* **Problem**:
Copy the material below word for word, from its first line through the line containing "group-thumbnail: [153, 485, 199, 531]", including both.

* **Exercise material**:

= = = = = = =

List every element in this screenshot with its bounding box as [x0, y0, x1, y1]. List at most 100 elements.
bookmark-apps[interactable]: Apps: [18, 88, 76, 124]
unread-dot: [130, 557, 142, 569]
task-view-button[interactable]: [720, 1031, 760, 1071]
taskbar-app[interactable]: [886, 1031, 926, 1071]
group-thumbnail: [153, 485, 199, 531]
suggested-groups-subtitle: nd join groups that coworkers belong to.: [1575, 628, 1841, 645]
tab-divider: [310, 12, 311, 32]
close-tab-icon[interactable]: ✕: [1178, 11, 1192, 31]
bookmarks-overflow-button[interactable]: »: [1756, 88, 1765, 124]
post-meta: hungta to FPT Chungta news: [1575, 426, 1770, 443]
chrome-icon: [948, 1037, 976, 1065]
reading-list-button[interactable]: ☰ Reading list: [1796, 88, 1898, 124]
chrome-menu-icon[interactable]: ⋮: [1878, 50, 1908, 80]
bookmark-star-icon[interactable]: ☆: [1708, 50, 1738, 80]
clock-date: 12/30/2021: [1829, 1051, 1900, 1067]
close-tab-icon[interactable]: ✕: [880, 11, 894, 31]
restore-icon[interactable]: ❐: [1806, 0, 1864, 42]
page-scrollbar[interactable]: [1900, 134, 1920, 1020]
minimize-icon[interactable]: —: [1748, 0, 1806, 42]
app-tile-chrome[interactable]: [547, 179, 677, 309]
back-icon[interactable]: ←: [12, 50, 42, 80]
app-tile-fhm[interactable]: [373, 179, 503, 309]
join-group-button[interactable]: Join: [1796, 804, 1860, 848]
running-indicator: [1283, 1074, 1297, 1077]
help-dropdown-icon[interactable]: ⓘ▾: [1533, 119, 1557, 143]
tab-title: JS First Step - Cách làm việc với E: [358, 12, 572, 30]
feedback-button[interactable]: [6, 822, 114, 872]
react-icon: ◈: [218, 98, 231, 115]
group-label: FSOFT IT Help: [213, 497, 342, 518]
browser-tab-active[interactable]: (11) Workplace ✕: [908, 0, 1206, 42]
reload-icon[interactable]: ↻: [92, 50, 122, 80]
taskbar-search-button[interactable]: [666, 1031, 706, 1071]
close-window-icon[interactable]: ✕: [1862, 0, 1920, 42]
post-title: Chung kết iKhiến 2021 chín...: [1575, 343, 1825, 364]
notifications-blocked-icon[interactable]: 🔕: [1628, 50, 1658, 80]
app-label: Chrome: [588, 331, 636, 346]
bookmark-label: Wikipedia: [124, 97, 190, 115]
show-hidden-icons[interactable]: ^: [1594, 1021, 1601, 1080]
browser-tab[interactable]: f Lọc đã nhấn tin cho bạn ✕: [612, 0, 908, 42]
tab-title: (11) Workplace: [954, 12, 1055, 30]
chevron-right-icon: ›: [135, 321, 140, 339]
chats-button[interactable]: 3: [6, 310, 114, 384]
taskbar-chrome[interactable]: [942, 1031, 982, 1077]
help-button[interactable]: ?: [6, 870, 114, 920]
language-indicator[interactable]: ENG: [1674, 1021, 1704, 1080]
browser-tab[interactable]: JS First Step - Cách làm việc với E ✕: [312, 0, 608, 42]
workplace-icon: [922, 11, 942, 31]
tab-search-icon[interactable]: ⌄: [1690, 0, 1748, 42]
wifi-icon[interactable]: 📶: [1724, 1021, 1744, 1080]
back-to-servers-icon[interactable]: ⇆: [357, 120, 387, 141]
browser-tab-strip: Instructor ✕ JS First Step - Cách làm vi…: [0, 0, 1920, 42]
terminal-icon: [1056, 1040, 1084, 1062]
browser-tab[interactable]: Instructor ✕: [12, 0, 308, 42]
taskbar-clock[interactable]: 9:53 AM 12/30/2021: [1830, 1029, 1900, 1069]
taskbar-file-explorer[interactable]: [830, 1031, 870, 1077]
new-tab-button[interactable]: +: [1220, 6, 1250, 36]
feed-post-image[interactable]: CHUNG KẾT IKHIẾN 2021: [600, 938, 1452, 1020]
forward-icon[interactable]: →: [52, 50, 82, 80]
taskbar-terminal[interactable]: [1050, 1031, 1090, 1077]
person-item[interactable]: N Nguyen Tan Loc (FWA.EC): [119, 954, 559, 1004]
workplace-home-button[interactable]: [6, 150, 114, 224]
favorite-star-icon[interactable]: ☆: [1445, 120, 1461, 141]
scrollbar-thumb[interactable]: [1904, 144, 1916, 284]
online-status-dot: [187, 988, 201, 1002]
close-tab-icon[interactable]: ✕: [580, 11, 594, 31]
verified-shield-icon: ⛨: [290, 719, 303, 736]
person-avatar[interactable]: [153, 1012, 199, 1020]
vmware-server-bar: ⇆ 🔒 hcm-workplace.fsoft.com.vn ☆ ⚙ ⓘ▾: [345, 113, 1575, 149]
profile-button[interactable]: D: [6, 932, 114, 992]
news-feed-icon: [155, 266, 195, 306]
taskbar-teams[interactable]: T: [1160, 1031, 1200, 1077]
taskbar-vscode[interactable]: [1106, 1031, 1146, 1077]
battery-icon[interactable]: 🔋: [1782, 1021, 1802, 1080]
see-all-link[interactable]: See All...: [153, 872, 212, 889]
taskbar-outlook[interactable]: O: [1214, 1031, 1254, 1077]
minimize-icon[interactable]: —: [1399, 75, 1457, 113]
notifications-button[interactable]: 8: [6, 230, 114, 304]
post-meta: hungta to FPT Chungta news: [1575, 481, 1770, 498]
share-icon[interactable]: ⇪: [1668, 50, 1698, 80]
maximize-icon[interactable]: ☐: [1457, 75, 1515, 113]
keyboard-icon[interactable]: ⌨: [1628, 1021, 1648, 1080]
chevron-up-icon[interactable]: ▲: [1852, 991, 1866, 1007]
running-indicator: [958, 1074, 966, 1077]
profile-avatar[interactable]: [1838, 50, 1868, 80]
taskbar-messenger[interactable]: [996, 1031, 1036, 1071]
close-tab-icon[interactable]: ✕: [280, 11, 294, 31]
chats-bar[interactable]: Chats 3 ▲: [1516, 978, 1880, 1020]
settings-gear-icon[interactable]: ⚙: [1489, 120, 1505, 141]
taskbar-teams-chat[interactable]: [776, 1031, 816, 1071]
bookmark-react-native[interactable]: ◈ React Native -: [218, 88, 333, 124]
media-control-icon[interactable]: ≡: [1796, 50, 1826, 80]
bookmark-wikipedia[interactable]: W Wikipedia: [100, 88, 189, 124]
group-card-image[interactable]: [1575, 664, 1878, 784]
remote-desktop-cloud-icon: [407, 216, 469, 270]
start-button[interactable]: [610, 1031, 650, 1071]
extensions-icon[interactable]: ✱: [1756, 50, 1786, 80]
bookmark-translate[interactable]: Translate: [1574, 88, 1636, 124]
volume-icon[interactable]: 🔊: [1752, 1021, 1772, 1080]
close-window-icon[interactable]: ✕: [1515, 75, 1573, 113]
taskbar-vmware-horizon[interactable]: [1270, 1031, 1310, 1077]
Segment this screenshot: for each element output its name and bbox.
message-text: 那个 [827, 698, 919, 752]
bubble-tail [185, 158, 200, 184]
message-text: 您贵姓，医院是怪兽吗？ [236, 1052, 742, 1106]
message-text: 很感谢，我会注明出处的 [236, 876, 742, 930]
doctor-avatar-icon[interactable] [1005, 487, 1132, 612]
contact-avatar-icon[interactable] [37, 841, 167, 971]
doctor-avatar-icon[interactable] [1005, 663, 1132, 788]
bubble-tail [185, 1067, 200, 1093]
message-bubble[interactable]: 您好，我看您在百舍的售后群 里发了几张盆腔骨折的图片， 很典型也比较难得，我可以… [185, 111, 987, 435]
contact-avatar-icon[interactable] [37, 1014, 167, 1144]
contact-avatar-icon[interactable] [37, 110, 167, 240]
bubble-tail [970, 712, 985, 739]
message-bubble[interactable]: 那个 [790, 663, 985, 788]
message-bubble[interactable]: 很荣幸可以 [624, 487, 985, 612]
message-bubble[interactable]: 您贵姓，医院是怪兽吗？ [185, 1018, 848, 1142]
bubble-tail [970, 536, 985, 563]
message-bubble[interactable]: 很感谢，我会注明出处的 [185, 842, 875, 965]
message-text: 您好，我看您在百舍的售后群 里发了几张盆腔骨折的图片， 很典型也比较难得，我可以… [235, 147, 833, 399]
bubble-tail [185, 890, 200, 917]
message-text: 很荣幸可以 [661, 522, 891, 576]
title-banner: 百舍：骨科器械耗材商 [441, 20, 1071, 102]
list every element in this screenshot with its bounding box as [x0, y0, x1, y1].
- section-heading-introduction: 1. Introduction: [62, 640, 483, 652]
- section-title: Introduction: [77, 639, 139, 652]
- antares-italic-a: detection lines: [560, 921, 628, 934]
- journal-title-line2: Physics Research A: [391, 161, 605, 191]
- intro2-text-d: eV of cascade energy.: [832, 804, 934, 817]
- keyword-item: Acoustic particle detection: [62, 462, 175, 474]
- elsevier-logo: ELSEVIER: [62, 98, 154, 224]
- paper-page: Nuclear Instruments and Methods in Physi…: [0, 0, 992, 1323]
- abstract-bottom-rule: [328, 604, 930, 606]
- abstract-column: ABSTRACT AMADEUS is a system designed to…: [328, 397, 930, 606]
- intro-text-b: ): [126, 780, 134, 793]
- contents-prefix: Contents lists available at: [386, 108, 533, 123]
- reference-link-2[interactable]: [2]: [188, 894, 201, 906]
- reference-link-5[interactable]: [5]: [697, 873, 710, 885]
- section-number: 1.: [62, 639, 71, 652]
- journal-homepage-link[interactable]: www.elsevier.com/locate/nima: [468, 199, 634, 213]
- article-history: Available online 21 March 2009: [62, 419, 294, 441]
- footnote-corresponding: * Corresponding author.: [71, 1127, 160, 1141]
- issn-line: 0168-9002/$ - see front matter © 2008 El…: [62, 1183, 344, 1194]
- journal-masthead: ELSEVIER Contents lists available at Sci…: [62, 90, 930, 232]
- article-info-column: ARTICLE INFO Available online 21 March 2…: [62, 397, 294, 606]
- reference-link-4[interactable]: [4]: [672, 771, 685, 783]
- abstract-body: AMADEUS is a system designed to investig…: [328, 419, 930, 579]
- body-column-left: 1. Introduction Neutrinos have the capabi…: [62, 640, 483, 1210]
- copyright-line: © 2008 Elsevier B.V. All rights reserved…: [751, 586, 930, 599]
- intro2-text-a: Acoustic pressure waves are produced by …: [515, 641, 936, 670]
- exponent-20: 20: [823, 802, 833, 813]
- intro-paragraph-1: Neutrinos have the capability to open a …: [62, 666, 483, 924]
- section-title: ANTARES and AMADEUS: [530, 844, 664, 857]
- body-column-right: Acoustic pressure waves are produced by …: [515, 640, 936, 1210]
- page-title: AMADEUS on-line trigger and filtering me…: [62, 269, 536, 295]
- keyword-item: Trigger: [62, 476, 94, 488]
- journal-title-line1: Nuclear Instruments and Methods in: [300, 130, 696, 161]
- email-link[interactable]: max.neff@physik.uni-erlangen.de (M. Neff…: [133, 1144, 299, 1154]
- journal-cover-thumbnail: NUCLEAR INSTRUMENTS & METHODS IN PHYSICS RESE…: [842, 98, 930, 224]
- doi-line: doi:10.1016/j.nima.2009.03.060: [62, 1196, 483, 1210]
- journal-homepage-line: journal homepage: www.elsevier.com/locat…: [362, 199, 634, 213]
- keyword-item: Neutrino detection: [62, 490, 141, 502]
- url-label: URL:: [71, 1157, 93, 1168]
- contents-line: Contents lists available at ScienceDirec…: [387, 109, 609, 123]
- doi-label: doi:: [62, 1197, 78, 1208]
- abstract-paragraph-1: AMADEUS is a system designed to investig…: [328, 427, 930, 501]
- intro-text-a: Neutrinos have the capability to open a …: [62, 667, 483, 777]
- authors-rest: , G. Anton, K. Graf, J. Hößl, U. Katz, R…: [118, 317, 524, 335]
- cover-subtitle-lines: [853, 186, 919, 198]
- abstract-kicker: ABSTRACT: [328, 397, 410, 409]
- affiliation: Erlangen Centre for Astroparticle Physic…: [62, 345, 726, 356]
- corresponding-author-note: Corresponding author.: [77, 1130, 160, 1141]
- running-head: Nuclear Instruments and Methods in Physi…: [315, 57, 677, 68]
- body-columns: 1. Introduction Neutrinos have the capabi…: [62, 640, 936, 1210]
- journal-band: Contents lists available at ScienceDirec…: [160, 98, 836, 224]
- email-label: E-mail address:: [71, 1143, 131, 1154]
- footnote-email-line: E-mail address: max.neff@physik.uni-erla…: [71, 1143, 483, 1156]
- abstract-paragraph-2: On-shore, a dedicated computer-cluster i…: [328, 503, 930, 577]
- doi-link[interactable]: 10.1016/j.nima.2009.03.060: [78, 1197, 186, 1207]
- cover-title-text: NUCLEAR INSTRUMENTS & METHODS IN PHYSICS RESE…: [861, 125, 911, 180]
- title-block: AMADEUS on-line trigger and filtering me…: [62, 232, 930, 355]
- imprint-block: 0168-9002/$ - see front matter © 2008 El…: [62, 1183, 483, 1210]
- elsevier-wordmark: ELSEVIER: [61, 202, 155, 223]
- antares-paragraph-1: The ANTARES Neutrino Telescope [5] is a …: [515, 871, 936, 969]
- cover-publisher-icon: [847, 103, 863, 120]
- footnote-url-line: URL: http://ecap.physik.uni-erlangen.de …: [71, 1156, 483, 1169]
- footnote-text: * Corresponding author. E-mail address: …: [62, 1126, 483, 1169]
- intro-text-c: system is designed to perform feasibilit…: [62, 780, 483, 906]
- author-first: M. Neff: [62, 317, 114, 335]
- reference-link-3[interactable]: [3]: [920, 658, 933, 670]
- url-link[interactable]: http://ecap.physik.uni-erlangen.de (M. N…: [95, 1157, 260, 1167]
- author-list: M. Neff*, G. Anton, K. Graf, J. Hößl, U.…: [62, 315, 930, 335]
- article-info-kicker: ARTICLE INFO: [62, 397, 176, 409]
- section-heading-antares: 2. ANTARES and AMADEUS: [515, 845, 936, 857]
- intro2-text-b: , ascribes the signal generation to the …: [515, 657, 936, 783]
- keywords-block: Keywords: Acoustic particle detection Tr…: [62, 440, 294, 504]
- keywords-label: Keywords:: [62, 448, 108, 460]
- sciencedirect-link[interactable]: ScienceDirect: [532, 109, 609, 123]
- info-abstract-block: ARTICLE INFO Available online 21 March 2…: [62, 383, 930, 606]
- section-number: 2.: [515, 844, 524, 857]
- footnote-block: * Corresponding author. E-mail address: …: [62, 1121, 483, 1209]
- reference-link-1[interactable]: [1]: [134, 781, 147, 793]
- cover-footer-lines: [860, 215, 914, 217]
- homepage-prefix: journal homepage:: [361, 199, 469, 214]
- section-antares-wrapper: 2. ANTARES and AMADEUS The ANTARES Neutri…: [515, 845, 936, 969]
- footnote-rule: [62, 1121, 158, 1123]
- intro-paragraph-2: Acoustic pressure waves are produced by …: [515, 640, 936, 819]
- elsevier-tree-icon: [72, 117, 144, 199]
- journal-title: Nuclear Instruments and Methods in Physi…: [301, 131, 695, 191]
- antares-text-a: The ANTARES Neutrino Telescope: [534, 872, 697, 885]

= = = = = = =

* **Answer for the task**:
List every element in this screenshot with its bounding box as [x0, y0, x1, y1]. List at most 100 elements.
bookmark-apps[interactable]: Apps: [18, 88, 76, 124]
unread-dot: [130, 557, 142, 569]
task-view-button[interactable]: [720, 1031, 760, 1071]
taskbar-app[interactable]: [886, 1031, 926, 1071]
group-thumbnail: [153, 485, 199, 531]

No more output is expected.